*Problem:*
Retype each line exactly. Skip images.

*Dataset entries:*
□ □ □

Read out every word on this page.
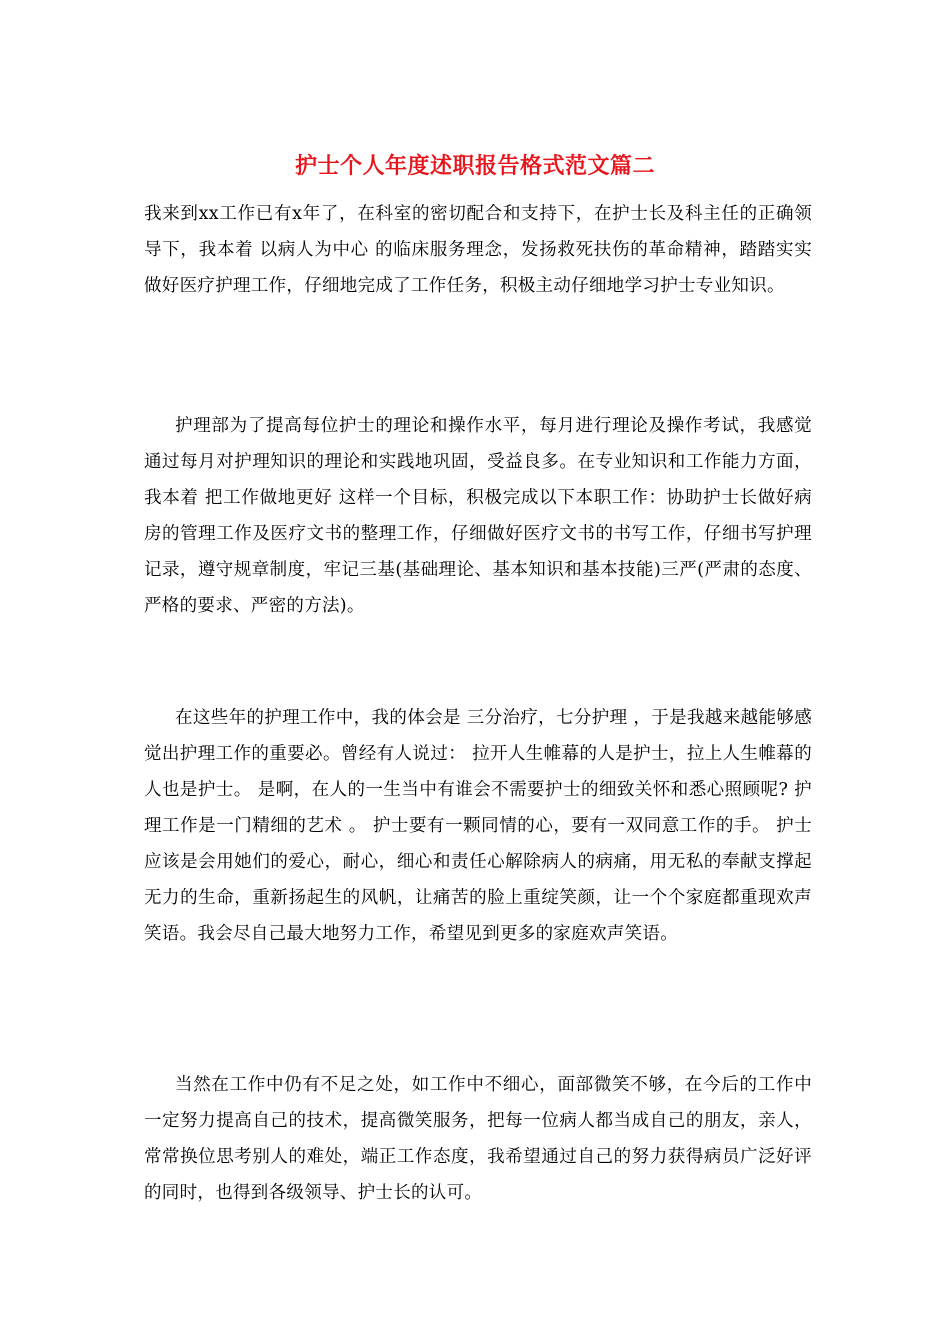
护士个人年度述职报告格式范文篇二

我来到xx工作已有x年了，在科室的密切配合和支持下，在护士长及科主任的正确领导下，我本着 以病人为中心 的临床服务理念，发扬救死扶伤的革命精神，踏踏实实做好医疗护理工作，仔细地完成了工作任务，积极主动仔细地学习护士专业知识。

护理部为了提高每位护士的理论和操作水平，每月进行理论及操作考试，我感觉通过每月对护理知识的理论和实践地巩固，受益良多。在专业知识和工作能力方面，我本着 把工作做地更好 这样一个目标，积极完成以下本职工作：协助护士长做好病房的管理工作及医疗文书的整理工作，仔细做好医疗文书的书写工作，仔细书写护理记录，遵守规章制度，牢记三基(基础理论、基本知识和基本技能)三严(严肃的态度、严格的要求、严密的方法)。

在这些年的护理工作中，我的体会是 三分治疗，七分护理 ，于是我越来越能够感觉出护理工作的重要必。曾经有人说过： 拉开人生帷幕的人是护士，拉上人生帷幕的人也是护士。 是啊，在人的一生当中有谁会不需要护士的细致关怀和悉心照顾呢? 护理工作是一门精细的艺术 。 护士要有一颗同情的心，要有一双同意工作的手。 护士应该是会用她们的爱心，耐心，细心和责任心解除病人的病痛，用无私的奉献支撑起无力的生命，重新扬起生的风帆，让痛苦的脸上重绽笑颜，让一个个家庭都重现欢声笑语。我会尽自己最大地努力工作，希望见到更多的家庭欢声笑语。

当然在工作中仍有不足之处，如工作中不细心，面部微笑不够，在今后的工作中一定努力提高自己的技术，提高微笑服务，把每一位病人都当成自己的朋友，亲人，常常换位思考别人的难处，端正工作态度，我希望通过自己的努力获得病员广泛好评的同时，也得到各级领导、护士长的认可。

□ □ □

*Result of the task:*
Read out every word on this page.
护士个人年度述职报告格式范文篇二

我来到xx工作已有x年了，在科室的密切配合和支持下，在护士长及科主任的正确领导下，我本着 以病人为中心 的临床服务理念，发扬救死扶伤的革命精神，踏踏实实做好医疗护理工作，仔细地完成了工作任务，积极主动仔细地学习护士专业知识。

护理部为了提高每位护士的理论和操作水平，每月进行理论及操作考试，我感觉通过每月对护理知识的理论和实践地巩固，受益良多。在专业知识和工作能力方面，我本着 把工作做地更好 这样一个目标，积极完成以下本职工作：协助护士长做好病房的管理工作及医疗文书的整理工作，仔细做好医疗文书的书写工作，仔细书写护理记录，遵守规章制度，牢记三基(基础理论、基本知识和基本技能)三严(严肃的态度、严格的要求、严密的方法)。

在这些年的护理工作中，我的体会是 三分治疗，七分护理 ，于是我越来越能够感觉出护理工作的重要必。曾经有人说过： 拉开人生帷幕的人是护士，拉上人生帷幕的人也是护士。 是啊，在人的一生当中有谁会不需要护士的细致关怀和悉心照顾呢? 护理工作是一门精细的艺术 。 护士要有一颗同情的心，要有一双同意工作的手。 护士应该是会用她们的爱心，耐心，细心和责任心解除病人的病痛，用无私的奉献支撑起无力的生命，重新扬起生的风帆，让痛苦的脸上重绽笑颜，让一个个家庭都重现欢声笑语。我会尽自己最大地努力工作，希望见到更多的家庭欢声笑语。

当然在工作中仍有不足之处，如工作中不细心，面部微笑不够，在今后的工作中一定努力提高自己的技术，提高微笑服务，把每一位病人都当成自己的朋友，亲人，常常换位思考别人的难处，端正工作态度，我希望通过自己的努力获得病员广泛好评的同时，也得到各级领导、护士长的认可。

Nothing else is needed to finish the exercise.